Great content is important for your presentation, but great content is not enough.
Great content poorly delivered will not be well received.
Great content without application may appear useless to the audience members.
Great content that does not connect to their world is often lost on the crowd.
Great content is a good start and it is important that you continue to develop your content. It is equally, if not more important, that you also work to enhance your delivery of the content.
Enhancing your delivery means:
- Continually assessing the stories you tell. Are the stories relevant or are you telling stories for the sake of telling stories? Are they engaging? Do they connect with the audience so they can imagine themselves in the story? Is there a clear connection between the story and the content?
- If you use PowerPoint or Keynote as part of your presentations you need to ensure the slides are engaging and utilize high resolution, relevant photos and are not simply filled with slides full of 12 font text. Any text on the slides should be a minimum of 32 font. Start the journey to enhancing your PowerPoint / Keynote presentations by reading Presentation Zen by Garr Reynolds.
- Study and practice your content to the point you know it so well that you do not have to be continually turning your back to the audience to look at the slides. I am not talking about memorizing your presentation. I am talking about knowing your content at a very deep level so you can explain it in different ways and answer questions on the content.
- If you have words on the slide (words should be few and usually just key words or quotes) stop talking long enough to let people read it themselves and then talk about it instead of reading every word on every slide to the audience.
- Find ways to engage the audience. The methods for doing this will vary depending on the length of your presentation, the size of the audience and configuration of the room.
- Build in a break every 50 to 60 minutes to allow people to get up, stretch, check their phones and use the bathroom. As basic as this sounds, I still experience speakers who do not give breaks. Telling people you are going to power through the four hours of content and if they need to use the washroom they can get up and go is disrespectful to the audience. People needs breaks to process the information, stretch, and use the bathroom. If there are no breaks they are concerned about disrupting the presentation, crawling over other people to get out or missing key information while they are in the bathroom.
- Review and edit your content to ensure that you have an appropriate amount of content for the time you have allotted. If you normally do an 8 hour class but only have 2 or 4 hours with this group then cut down the content to fit that time slot. Do not show up with the 8 hour presentation and try to cram it into 2 or 4 hours.
- Know how to skip or drop slides if you run out of time instead blasting through the slides telling the audience you do not have enough time to cover that material. Every speaker has been caught with too much information for the allotted time. This happens for a lot of reasons and you need to know how to jump ahead in the middle of a presentation or hide slides on the break so the audience does not know.
- Be early and finish on time. Get to the venue or the room early so you can set up and test your AV so you know everything works in that venue including your video and sound. Finish on time. You can use your full time, but always finish on time. It is disrespectful to the audience to go over your allotted time and it is disrespectful to the speaker following you to cut into their time. If the speaker before you goes late it is on you to cut down your presentation and finish on time.
It is easy to fall into the trap on becoming so focused on developing either content or delivery that the other one suffers. You owe it to your audiences to continually seek to in develop both areas and do your best to ensure the environment is conducive to learning.

────────

Exercise 1
According to the presentation article, what is the minimum font size for any text on slides?
Exercise 2
Return the stretch of the presentation article from "Great content is important" through "of the content.".
Exercise 3
For each statement below, say whether it agrees with the presentation article, and quote the words from the presentation article that decide it.
(a) Speakers should build in a break every 50 to 60 minutes.
(b) Speakers should memorize their presentation.
(c) If the speaker before you runs late, you may go past your allotted time.

Data records
────────

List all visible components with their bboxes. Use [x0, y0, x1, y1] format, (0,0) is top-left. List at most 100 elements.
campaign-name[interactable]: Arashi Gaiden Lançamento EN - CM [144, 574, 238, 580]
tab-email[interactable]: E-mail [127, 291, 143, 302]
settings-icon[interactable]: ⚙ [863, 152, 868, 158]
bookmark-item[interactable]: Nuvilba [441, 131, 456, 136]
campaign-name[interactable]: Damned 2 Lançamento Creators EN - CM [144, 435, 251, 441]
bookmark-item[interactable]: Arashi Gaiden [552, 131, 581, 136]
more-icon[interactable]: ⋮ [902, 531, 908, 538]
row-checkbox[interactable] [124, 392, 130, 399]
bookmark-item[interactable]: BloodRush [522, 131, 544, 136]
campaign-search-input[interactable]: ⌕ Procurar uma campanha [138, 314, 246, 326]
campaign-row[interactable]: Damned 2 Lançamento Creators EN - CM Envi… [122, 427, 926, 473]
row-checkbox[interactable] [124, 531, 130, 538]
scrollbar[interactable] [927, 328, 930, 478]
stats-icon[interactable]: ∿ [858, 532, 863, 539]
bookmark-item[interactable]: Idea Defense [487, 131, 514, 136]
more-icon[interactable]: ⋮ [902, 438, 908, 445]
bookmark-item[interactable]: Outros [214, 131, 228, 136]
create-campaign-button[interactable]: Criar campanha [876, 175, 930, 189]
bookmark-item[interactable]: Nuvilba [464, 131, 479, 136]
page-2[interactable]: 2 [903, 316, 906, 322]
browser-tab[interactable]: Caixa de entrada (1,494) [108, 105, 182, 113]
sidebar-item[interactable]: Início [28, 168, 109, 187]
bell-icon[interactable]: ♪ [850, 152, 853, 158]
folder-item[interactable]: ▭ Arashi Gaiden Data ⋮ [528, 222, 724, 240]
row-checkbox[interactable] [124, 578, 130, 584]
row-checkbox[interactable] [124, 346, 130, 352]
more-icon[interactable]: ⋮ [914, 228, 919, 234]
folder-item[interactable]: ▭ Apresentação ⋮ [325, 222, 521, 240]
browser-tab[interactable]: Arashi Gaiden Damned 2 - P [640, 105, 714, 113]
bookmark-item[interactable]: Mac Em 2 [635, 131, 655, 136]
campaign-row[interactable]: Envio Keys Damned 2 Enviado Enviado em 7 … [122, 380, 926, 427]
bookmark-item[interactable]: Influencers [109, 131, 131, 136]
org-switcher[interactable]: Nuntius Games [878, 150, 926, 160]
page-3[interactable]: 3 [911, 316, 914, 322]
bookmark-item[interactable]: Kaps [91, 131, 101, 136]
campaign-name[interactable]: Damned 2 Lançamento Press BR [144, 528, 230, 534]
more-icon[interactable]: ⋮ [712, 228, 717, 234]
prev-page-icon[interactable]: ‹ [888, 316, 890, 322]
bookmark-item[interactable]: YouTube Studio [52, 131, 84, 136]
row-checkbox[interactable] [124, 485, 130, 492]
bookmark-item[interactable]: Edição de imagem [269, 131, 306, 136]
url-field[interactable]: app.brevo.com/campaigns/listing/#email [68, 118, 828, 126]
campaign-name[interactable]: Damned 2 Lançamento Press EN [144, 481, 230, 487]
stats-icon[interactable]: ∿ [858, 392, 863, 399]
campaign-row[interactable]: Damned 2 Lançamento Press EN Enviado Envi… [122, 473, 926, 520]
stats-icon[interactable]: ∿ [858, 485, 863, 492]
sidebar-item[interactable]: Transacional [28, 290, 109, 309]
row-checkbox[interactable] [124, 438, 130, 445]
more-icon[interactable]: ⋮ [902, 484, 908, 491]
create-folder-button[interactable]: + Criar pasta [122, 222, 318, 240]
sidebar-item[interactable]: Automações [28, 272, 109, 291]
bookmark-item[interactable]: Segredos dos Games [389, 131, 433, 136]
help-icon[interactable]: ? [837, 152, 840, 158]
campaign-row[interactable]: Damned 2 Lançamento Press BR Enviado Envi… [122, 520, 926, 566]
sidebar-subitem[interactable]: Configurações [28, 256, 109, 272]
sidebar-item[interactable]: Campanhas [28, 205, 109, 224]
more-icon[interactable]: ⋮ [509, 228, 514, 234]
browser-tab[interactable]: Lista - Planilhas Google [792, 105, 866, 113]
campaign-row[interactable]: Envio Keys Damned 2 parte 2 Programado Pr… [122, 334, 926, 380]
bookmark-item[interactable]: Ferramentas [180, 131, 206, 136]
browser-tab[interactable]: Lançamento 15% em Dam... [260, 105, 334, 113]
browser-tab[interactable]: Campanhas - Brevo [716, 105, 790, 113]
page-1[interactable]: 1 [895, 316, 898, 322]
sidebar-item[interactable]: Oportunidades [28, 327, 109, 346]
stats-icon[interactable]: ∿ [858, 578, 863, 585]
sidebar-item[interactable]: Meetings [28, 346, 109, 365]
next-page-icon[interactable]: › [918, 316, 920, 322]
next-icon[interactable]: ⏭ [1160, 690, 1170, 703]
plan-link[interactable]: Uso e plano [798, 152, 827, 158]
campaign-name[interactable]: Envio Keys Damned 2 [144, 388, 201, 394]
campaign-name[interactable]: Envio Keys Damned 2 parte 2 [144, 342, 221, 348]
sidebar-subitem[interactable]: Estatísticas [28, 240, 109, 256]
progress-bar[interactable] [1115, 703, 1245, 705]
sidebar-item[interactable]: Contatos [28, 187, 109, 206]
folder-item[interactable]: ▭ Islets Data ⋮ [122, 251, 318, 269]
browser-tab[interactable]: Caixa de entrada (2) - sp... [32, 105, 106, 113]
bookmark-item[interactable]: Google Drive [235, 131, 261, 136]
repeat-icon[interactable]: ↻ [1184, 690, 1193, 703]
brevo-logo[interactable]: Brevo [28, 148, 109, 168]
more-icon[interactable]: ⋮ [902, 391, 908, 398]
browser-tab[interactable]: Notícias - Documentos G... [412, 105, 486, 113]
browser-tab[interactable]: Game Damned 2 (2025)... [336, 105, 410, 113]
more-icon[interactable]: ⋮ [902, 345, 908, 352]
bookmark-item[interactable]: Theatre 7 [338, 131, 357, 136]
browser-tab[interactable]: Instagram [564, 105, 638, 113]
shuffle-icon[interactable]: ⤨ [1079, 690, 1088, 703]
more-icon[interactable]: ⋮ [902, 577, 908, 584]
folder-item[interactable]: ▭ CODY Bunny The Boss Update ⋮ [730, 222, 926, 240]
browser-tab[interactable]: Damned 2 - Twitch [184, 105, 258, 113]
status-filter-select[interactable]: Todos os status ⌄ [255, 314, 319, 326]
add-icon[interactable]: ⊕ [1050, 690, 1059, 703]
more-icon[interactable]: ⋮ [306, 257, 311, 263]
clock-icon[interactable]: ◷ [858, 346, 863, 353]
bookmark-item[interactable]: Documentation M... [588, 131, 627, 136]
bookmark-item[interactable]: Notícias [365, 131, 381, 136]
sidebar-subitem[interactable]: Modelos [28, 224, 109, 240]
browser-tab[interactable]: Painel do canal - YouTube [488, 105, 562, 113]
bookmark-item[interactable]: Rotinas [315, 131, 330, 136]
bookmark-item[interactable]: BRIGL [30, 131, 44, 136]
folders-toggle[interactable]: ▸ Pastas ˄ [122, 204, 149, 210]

────────

Response 1
32 font.

Response 2
Great content is important for your presentation, but great content is not enough.
Great content poorly delivered will not be well received.
Great content without application may appear useless to the audience members.
Great content that does not connect to their world is often lost on the crowd.
Great content is a good start and it is important that you continue to develop your content. It is equally, if not more important, that you also work to enhance your delivery of the content.

Response 3
(a) Yes: "Build in a break every 50 to 60 minutes"
(b) No: "I am not talking about memorizing your presentation."
(c) No: "If the speaker before you goes late it is on you to cut down your presentation and finish on time."